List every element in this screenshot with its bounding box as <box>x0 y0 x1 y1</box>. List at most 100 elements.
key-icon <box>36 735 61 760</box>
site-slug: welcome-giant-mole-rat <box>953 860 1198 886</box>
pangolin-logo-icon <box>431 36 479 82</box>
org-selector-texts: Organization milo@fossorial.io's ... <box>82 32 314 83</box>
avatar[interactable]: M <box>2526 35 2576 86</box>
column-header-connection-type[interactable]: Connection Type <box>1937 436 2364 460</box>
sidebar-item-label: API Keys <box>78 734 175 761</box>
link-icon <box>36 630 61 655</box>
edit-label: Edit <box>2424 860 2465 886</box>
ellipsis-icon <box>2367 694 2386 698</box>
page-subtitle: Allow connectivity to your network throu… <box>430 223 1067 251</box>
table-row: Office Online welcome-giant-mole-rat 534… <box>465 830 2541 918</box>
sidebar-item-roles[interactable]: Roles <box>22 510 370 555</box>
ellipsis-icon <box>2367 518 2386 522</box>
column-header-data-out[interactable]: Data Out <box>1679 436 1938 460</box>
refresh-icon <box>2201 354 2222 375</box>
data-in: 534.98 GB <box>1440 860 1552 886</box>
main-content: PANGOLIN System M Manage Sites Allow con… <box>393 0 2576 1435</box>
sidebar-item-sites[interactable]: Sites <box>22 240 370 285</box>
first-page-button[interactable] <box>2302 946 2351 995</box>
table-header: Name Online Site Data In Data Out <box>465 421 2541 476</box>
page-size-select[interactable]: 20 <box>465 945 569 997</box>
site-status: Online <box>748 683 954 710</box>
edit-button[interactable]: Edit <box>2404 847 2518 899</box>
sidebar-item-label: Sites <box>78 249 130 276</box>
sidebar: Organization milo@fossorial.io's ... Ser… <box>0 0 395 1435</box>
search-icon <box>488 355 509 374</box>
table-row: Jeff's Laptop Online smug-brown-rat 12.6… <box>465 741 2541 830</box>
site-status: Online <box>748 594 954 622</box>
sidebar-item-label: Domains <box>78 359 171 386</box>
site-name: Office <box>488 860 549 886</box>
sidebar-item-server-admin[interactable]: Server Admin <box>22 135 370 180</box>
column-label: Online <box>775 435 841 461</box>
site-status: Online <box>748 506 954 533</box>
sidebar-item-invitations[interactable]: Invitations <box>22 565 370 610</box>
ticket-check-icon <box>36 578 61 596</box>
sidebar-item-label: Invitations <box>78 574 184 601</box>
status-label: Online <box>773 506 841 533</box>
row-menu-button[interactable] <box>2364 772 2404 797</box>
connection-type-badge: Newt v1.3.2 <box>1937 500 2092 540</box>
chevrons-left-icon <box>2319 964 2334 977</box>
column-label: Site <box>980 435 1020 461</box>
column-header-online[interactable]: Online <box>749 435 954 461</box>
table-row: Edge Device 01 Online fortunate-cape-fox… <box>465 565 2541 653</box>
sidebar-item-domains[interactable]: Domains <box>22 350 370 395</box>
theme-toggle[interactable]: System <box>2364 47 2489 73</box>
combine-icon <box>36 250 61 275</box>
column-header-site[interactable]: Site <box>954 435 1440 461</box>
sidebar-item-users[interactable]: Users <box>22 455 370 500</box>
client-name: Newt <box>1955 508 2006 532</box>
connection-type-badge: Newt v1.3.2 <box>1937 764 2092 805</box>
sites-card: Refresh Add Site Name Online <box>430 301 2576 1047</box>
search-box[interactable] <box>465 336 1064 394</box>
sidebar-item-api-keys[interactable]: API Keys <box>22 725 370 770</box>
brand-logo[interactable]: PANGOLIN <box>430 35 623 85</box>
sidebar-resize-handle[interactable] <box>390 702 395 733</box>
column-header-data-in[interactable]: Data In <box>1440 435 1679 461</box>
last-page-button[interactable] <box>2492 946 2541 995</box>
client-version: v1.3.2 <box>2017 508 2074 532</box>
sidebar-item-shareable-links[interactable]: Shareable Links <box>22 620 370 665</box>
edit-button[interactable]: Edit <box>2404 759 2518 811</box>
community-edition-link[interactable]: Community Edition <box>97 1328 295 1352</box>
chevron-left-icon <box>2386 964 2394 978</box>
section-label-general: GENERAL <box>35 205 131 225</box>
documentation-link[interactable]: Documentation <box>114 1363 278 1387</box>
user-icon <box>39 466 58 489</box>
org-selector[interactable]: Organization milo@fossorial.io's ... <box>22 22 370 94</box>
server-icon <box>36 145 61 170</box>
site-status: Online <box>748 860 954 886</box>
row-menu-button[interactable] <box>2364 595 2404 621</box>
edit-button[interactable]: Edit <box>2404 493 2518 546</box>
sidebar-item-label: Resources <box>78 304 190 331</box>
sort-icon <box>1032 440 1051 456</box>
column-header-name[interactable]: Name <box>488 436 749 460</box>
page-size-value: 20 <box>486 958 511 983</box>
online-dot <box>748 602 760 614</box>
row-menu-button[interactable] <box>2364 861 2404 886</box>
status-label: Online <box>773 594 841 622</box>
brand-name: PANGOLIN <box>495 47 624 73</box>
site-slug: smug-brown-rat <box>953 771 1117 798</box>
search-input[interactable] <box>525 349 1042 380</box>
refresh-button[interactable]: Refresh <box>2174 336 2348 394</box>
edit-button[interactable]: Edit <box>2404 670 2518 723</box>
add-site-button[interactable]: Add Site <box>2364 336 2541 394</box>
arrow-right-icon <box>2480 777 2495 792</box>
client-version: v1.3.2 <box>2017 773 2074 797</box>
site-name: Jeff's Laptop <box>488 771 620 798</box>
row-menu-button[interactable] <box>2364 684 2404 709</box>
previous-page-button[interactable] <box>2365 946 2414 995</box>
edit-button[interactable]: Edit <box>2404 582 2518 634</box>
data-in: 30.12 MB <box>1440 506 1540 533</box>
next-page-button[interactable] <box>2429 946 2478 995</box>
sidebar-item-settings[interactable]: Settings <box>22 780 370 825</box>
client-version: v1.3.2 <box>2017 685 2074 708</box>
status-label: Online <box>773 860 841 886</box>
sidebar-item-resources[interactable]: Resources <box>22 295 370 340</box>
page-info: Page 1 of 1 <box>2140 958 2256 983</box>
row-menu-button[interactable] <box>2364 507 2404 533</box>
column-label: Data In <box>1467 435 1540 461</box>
────────────────────
Copy out everything from the first line of the rows above down to the line containing "avatar[interactable]: M <box>2526", inclusive.

Exercise solution -
List every element in this screenshot with its bounding box as <box>x0 y0 x1 y1</box>. List at most 100 elements.
key-icon <box>36 735 61 760</box>
site-slug: welcome-giant-mole-rat <box>953 860 1198 886</box>
pangolin-logo-icon <box>431 36 479 82</box>
org-selector-texts: Organization milo@fossorial.io's ... <box>82 32 314 83</box>
avatar[interactable]: M <box>2526 35 2576 86</box>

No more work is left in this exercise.